» Required work
How many of these lines hold the string "type"? Answer with the number only.

» Information supplied
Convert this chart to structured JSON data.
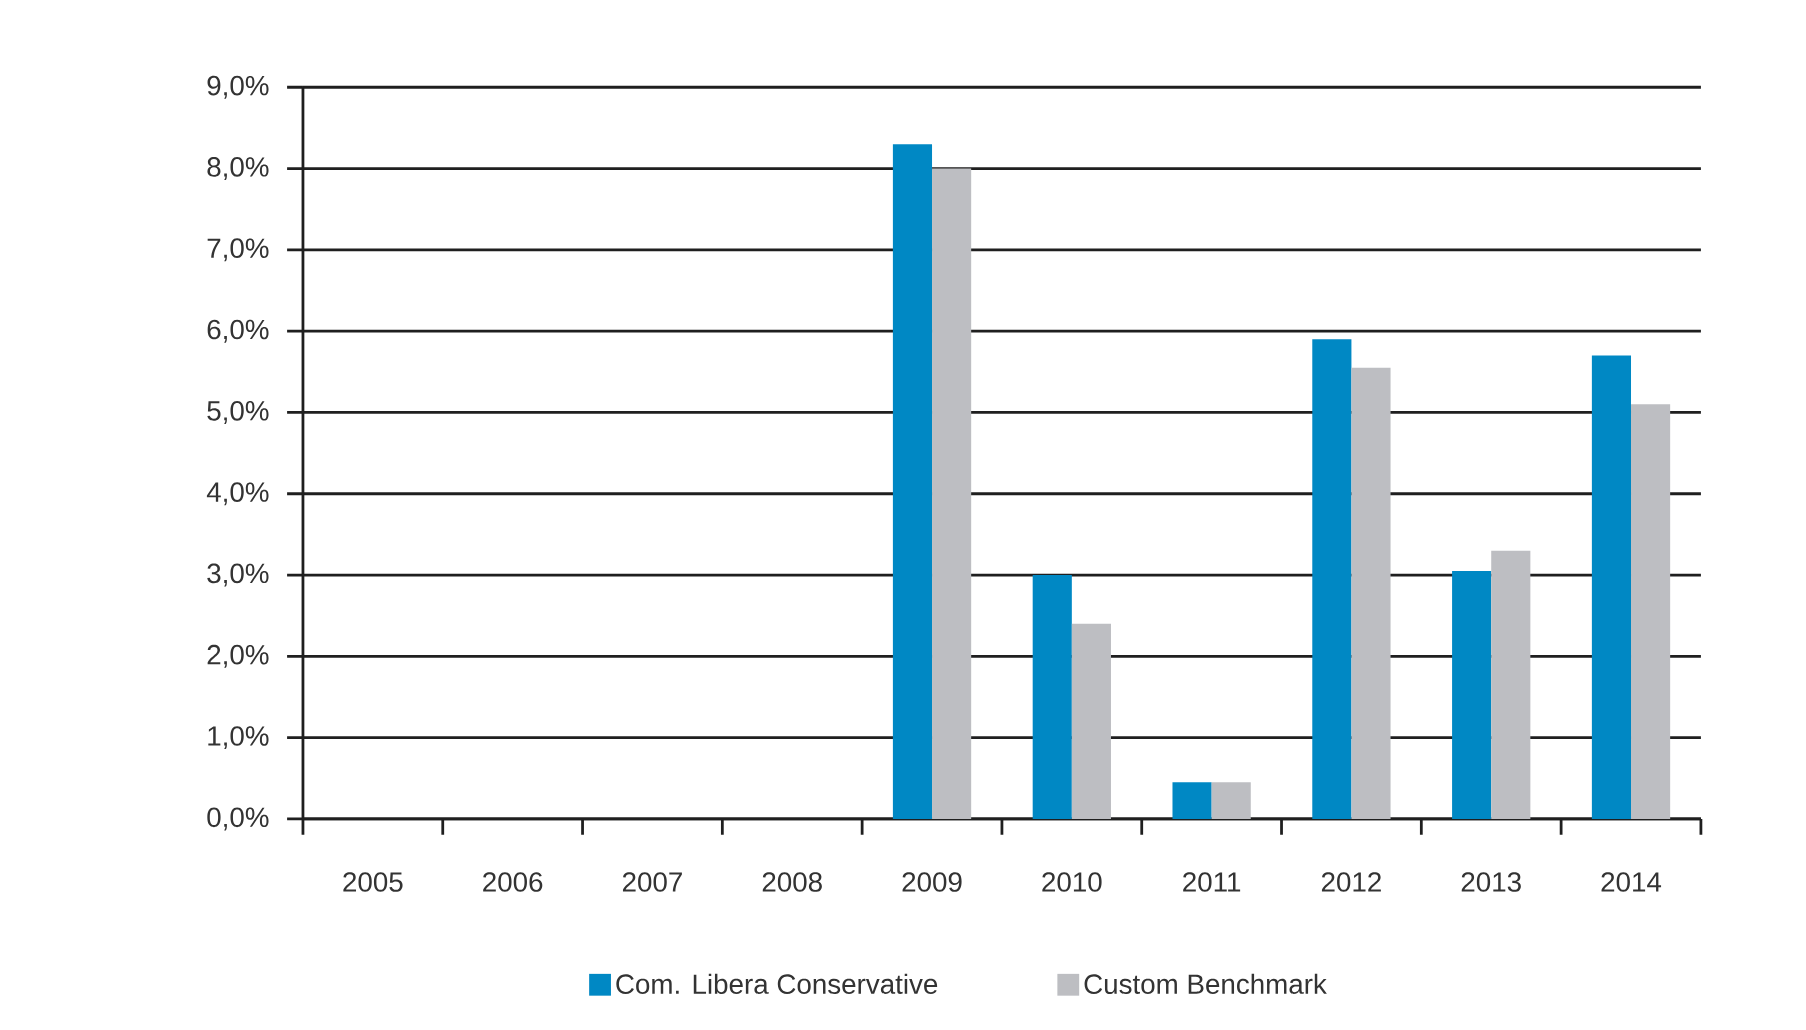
{
  "chart_data": {
    "type": "bar",
    "categories": [
      "2005",
      "2006",
      "2007",
      "2008",
      "2009",
      "2010",
      "2011",
      "2012",
      "2013",
      "2014"
    ],
    "series": [
      {
        "name": "Com. Libera Conservative",
        "color": "#0088c4",
        "values": [
          null,
          null,
          null,
          null,
          8.3,
          3.0,
          0.45,
          5.9,
          3.05,
          5.7
        ]
      },
      {
        "name": "Custom Benchmark",
        "color": "#bdbec2",
        "values": [
          null,
          null,
          null,
          null,
          8.0,
          2.4,
          0.45,
          5.55,
          3.3,
          5.1
        ]
      }
    ],
    "ylim": [
      0,
      9
    ],
    "yticks": [
      {
        "value": 0,
        "label": "0,0%"
      },
      {
        "value": 1,
        "label": "1,0%"
      },
      {
        "value": 2,
        "label": "2,0%"
      },
      {
        "value": 3,
        "label": "3,0%"
      },
      {
        "value": 4,
        "label": "4,0%"
      },
      {
        "value": 5,
        "label": "5,0%"
      },
      {
        "value": 6,
        "label": "6,0%"
      },
      {
        "value": 7,
        "label": "7,0%"
      },
      {
        "value": 8,
        "label": "8,0%"
      },
      {
        "value": 9,
        "label": "9,0%"
      }
    ],
    "grid": "y",
    "legend": "bottom"
  }
}
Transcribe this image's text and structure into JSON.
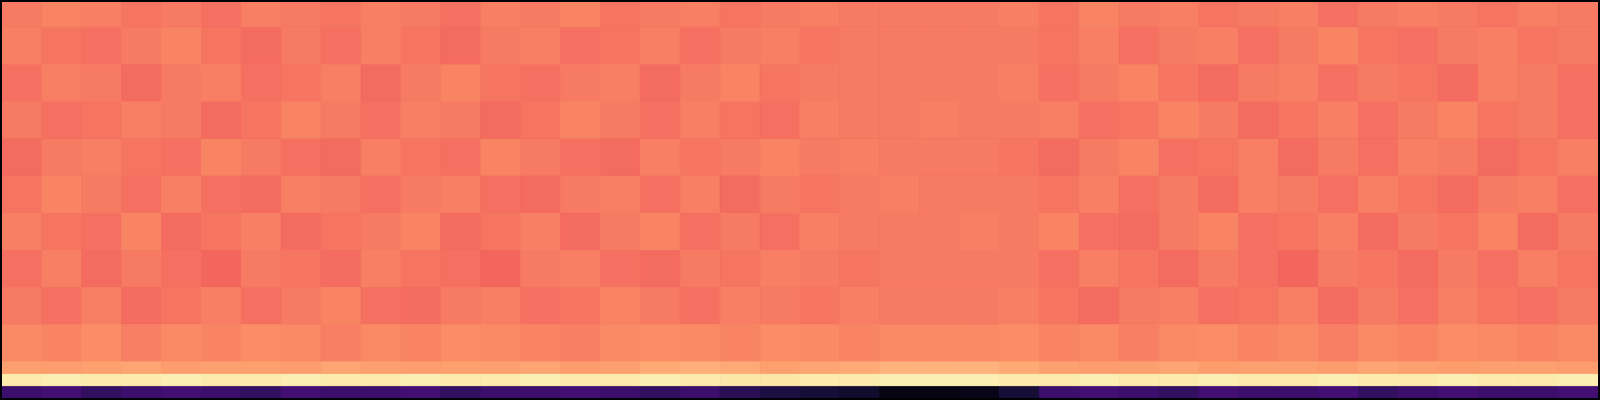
{
  "chart_data": {
    "type": "heatmap",
    "color": "magma",
    "tick_labels": false,
    "xlim": [
      0,
      40
    ],
    "ylim": [
      0,
      32
    ],
    "x_bins": [
      0,
      1,
      2,
      3,
      4,
      5,
      6,
      7,
      8,
      9,
      10,
      11,
      12,
      13,
      14,
      15,
      16,
      17,
      18,
      19,
      20,
      21,
      22,
      23,
      24,
      25,
      26,
      27,
      28,
      29,
      30,
      31,
      32,
      33,
      34,
      35,
      36,
      37,
      38,
      39,
      40
    ],
    "y_bins": [
      0,
      1,
      2,
      3,
      6,
      9,
      12,
      15,
      18,
      21,
      24,
      27,
      30,
      32
    ],
    "color_range": [
      0,
      1
    ],
    "cells": [
      [
        0.2,
        0.22,
        0.18,
        0.2,
        0.22,
        0.2,
        0.18,
        0.22,
        0.2,
        0.2,
        0.22,
        0.18,
        0.2,
        0.2,
        0.22,
        0.2,
        0.18,
        0.2,
        0.16,
        0.12,
        0.1,
        0.08,
        0.03,
        0.03,
        0.04,
        0.1,
        0.2,
        0.22,
        0.2,
        0.18,
        0.22,
        0.2,
        0.2,
        0.22,
        0.18,
        0.2,
        0.22,
        0.2,
        0.2,
        0.22
      ],
      [
        0.96,
        0.97,
        0.96,
        0.96,
        0.97,
        0.96,
        0.96,
        0.97,
        0.96,
        0.96,
        0.97,
        0.96,
        0.96,
        0.97,
        0.96,
        0.96,
        0.97,
        0.96,
        0.95,
        0.95,
        0.96,
        0.96,
        0.97,
        0.97,
        0.97,
        0.96,
        0.96,
        0.97,
        0.96,
        0.96,
        0.97,
        0.96,
        0.96,
        0.97,
        0.96,
        0.96,
        0.97,
        0.96,
        0.96,
        0.97
      ],
      [
        0.8,
        0.79,
        0.8,
        0.81,
        0.79,
        0.8,
        0.8,
        0.79,
        0.81,
        0.8,
        0.79,
        0.8,
        0.8,
        0.81,
        0.79,
        0.8,
        0.82,
        0.83,
        0.82,
        0.8,
        0.81,
        0.82,
        0.84,
        0.84,
        0.84,
        0.82,
        0.8,
        0.79,
        0.8,
        0.81,
        0.79,
        0.8,
        0.8,
        0.79,
        0.81,
        0.8,
        0.79,
        0.8,
        0.8,
        0.79
      ],
      [
        0.75,
        0.74,
        0.76,
        0.73,
        0.75,
        0.74,
        0.76,
        0.75,
        0.73,
        0.75,
        0.74,
        0.76,
        0.75,
        0.74,
        0.73,
        0.75,
        0.76,
        0.75,
        0.74,
        0.76,
        0.75,
        0.74,
        0.75,
        0.75,
        0.75,
        0.76,
        0.74,
        0.75,
        0.73,
        0.75,
        0.76,
        0.74,
        0.75,
        0.73,
        0.75,
        0.74,
        0.76,
        0.75,
        0.74,
        0.75
      ],
      [
        0.72,
        0.7,
        0.73,
        0.69,
        0.71,
        0.73,
        0.7,
        0.72,
        0.74,
        0.7,
        0.69,
        0.72,
        0.73,
        0.7,
        0.71,
        0.74,
        0.72,
        0.7,
        0.73,
        0.72,
        0.71,
        0.73,
        0.72,
        0.72,
        0.72,
        0.73,
        0.71,
        0.69,
        0.72,
        0.73,
        0.7,
        0.71,
        0.73,
        0.69,
        0.72,
        0.7,
        0.73,
        0.71,
        0.7,
        0.72
      ],
      [
        0.7,
        0.73,
        0.69,
        0.72,
        0.7,
        0.68,
        0.72,
        0.71,
        0.69,
        0.73,
        0.71,
        0.7,
        0.68,
        0.72,
        0.73,
        0.7,
        0.69,
        0.72,
        0.71,
        0.73,
        0.72,
        0.71,
        0.72,
        0.72,
        0.72,
        0.72,
        0.7,
        0.73,
        0.71,
        0.69,
        0.72,
        0.7,
        0.68,
        0.72,
        0.71,
        0.69,
        0.72,
        0.7,
        0.73,
        0.71
      ],
      [
        0.73,
        0.71,
        0.7,
        0.74,
        0.69,
        0.71,
        0.73,
        0.69,
        0.71,
        0.72,
        0.74,
        0.69,
        0.71,
        0.73,
        0.69,
        0.72,
        0.74,
        0.7,
        0.72,
        0.7,
        0.73,
        0.72,
        0.72,
        0.72,
        0.73,
        0.72,
        0.74,
        0.7,
        0.69,
        0.72,
        0.74,
        0.7,
        0.71,
        0.73,
        0.69,
        0.72,
        0.71,
        0.74,
        0.69,
        0.72
      ],
      [
        0.71,
        0.74,
        0.72,
        0.7,
        0.73,
        0.7,
        0.69,
        0.73,
        0.72,
        0.7,
        0.72,
        0.73,
        0.7,
        0.69,
        0.72,
        0.73,
        0.7,
        0.73,
        0.69,
        0.72,
        0.71,
        0.72,
        0.73,
        0.72,
        0.72,
        0.72,
        0.71,
        0.73,
        0.7,
        0.72,
        0.69,
        0.73,
        0.72,
        0.7,
        0.73,
        0.71,
        0.69,
        0.72,
        0.73,
        0.7
      ],
      [
        0.69,
        0.72,
        0.73,
        0.71,
        0.7,
        0.74,
        0.72,
        0.7,
        0.69,
        0.73,
        0.71,
        0.7,
        0.74,
        0.72,
        0.7,
        0.69,
        0.73,
        0.71,
        0.72,
        0.74,
        0.72,
        0.73,
        0.72,
        0.72,
        0.72,
        0.71,
        0.69,
        0.72,
        0.74,
        0.7,
        0.71,
        0.73,
        0.69,
        0.72,
        0.7,
        0.73,
        0.72,
        0.69,
        0.71,
        0.73
      ],
      [
        0.72,
        0.7,
        0.71,
        0.73,
        0.72,
        0.69,
        0.71,
        0.74,
        0.72,
        0.7,
        0.73,
        0.72,
        0.69,
        0.71,
        0.74,
        0.72,
        0.7,
        0.73,
        0.71,
        0.7,
        0.73,
        0.72,
        0.72,
        0.73,
        0.72,
        0.72,
        0.73,
        0.7,
        0.71,
        0.74,
        0.72,
        0.69,
        0.71,
        0.73,
        0.7,
        0.72,
        0.74,
        0.71,
        0.72,
        0.7
      ],
      [
        0.7,
        0.73,
        0.72,
        0.69,
        0.72,
        0.73,
        0.7,
        0.71,
        0.73,
        0.69,
        0.72,
        0.74,
        0.71,
        0.7,
        0.72,
        0.73,
        0.69,
        0.72,
        0.74,
        0.71,
        0.72,
        0.72,
        0.72,
        0.72,
        0.72,
        0.73,
        0.7,
        0.72,
        0.74,
        0.71,
        0.69,
        0.72,
        0.73,
        0.7,
        0.72,
        0.71,
        0.69,
        0.73,
        0.72,
        0.7
      ],
      [
        0.73,
        0.71,
        0.7,
        0.72,
        0.74,
        0.71,
        0.69,
        0.72,
        0.7,
        0.73,
        0.71,
        0.69,
        0.72,
        0.73,
        0.7,
        0.71,
        0.73,
        0.7,
        0.72,
        0.73,
        0.71,
        0.72,
        0.72,
        0.72,
        0.72,
        0.72,
        0.71,
        0.73,
        0.7,
        0.72,
        0.73,
        0.7,
        0.72,
        0.74,
        0.71,
        0.7,
        0.72,
        0.73,
        0.71,
        0.72
      ],
      [
        0.72,
        0.74,
        0.73,
        0.71,
        0.72,
        0.7,
        0.73,
        0.72,
        0.71,
        0.73,
        0.72,
        0.7,
        0.73,
        0.72,
        0.74,
        0.71,
        0.72,
        0.73,
        0.71,
        0.72,
        0.73,
        0.72,
        0.72,
        0.72,
        0.72,
        0.73,
        0.71,
        0.74,
        0.72,
        0.73,
        0.71,
        0.72,
        0.73,
        0.7,
        0.72,
        0.73,
        0.72,
        0.71,
        0.73,
        0.72
      ]
    ]
  }
}
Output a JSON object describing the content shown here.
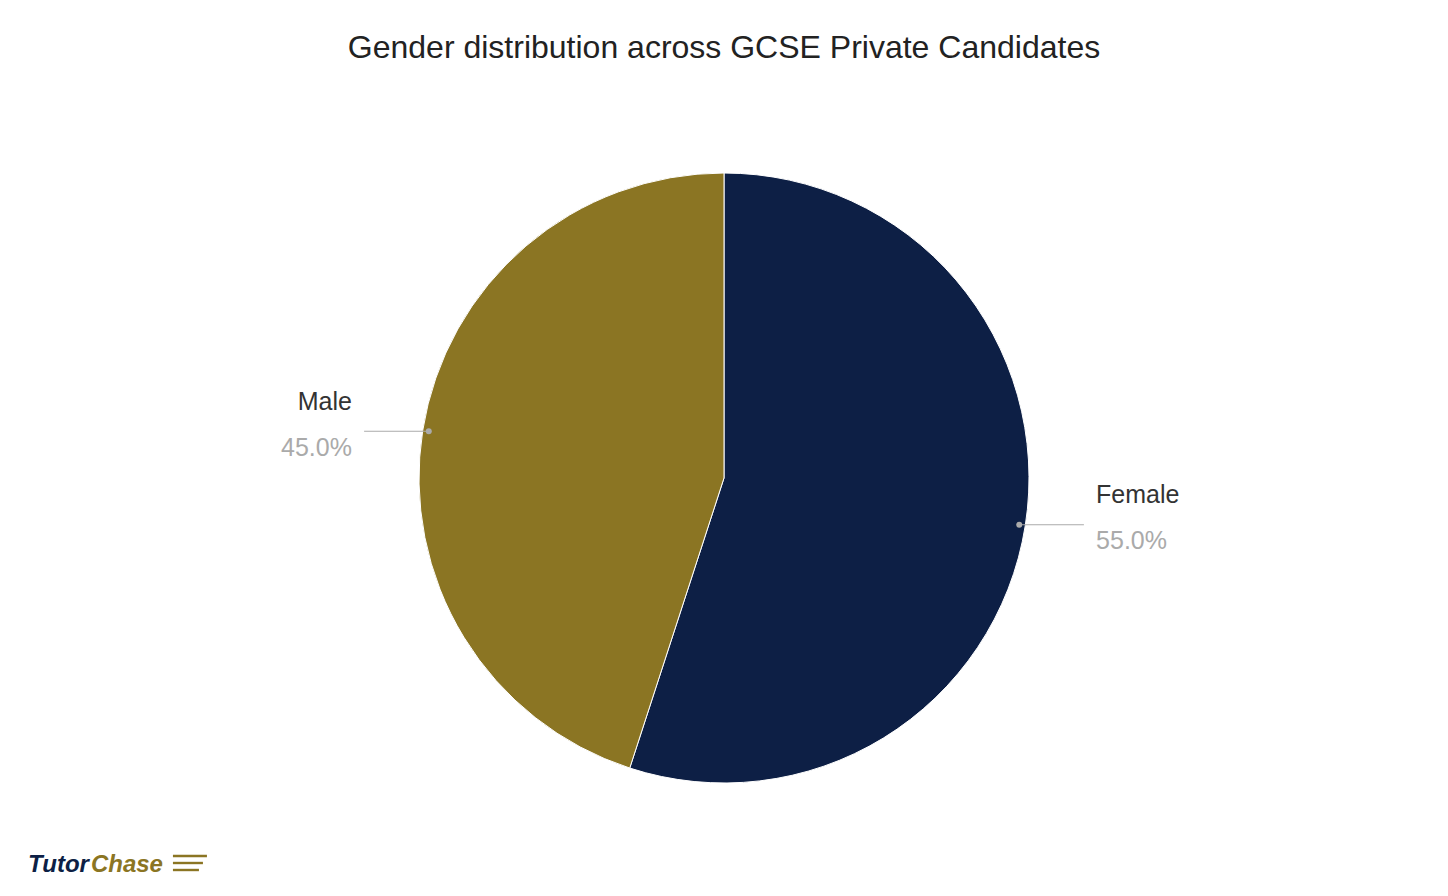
{
  "chart_data": {
    "type": "pie",
    "title": "Gender distribution across GCSE Private Candidates",
    "categories": [
      "Female",
      "Male"
    ],
    "values": [
      55.0,
      45.0
    ],
    "value_labels": [
      "55.0%",
      "45.0%"
    ],
    "colors": [
      "#0d1f45",
      "#8b7523"
    ],
    "data_labels": true,
    "annotations": [
      {
        "text": "Tutor",
        "color": "#0d1f45"
      },
      {
        "text": "Chase",
        "color": "#8b7523"
      }
    ]
  }
}
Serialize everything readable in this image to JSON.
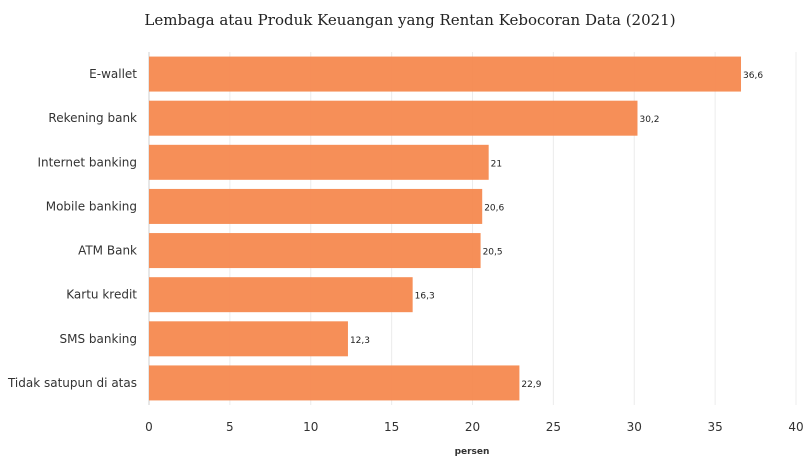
{
  "chart_data": {
    "type": "bar",
    "orientation": "horizontal",
    "title": "Lembaga atau Produk Keuangan yang Rentan Kebocoran Data (2021)",
    "xlabel": "persen",
    "ylabel": "",
    "categories": [
      "E-wallet",
      "Rekening bank",
      "Internet banking",
      "Mobile banking",
      "ATM Bank",
      "Kartu kredit",
      "SMS banking",
      "Tidak satupun di atas"
    ],
    "values": [
      36.6,
      30.2,
      21,
      20.6,
      20.5,
      16.3,
      12.3,
      22.9
    ],
    "value_labels": [
      "36,6",
      "30,2",
      "21",
      "20,6",
      "20,5",
      "16,3",
      "12,3",
      "22,9"
    ],
    "xlim": [
      0,
      40
    ],
    "xticks": [
      0,
      5,
      10,
      15,
      20,
      25,
      30,
      35,
      40
    ],
    "bar_color": "#f5894f",
    "grid": "vertical"
  }
}
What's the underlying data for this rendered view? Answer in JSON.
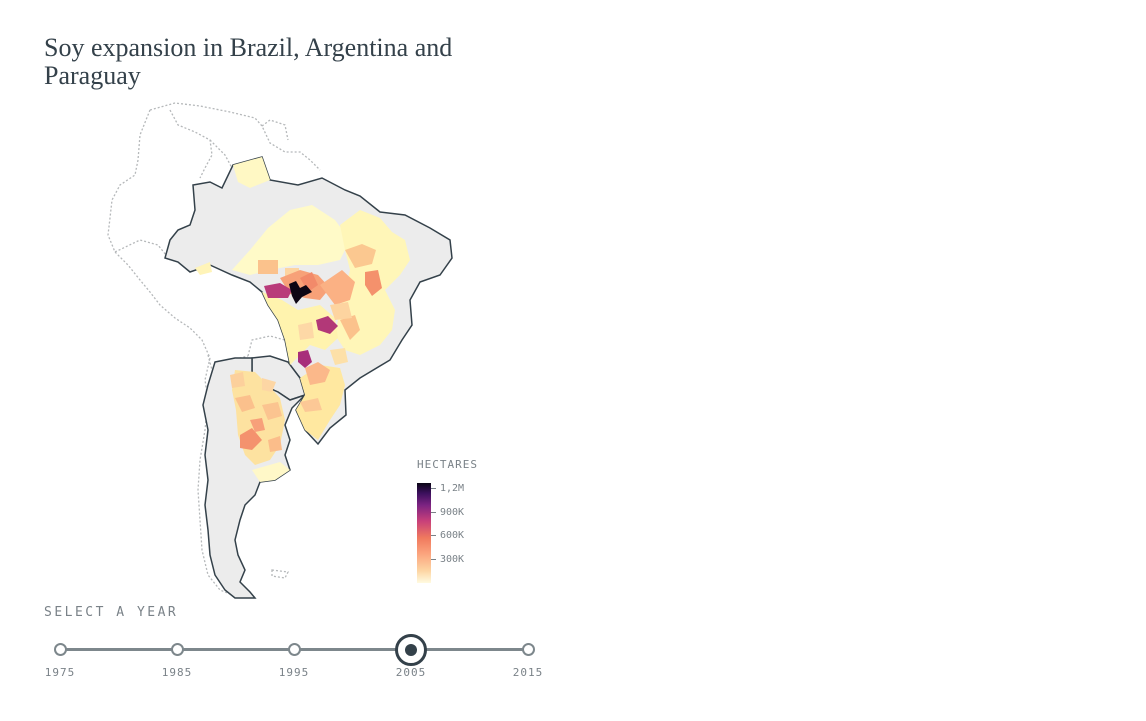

» Written response
4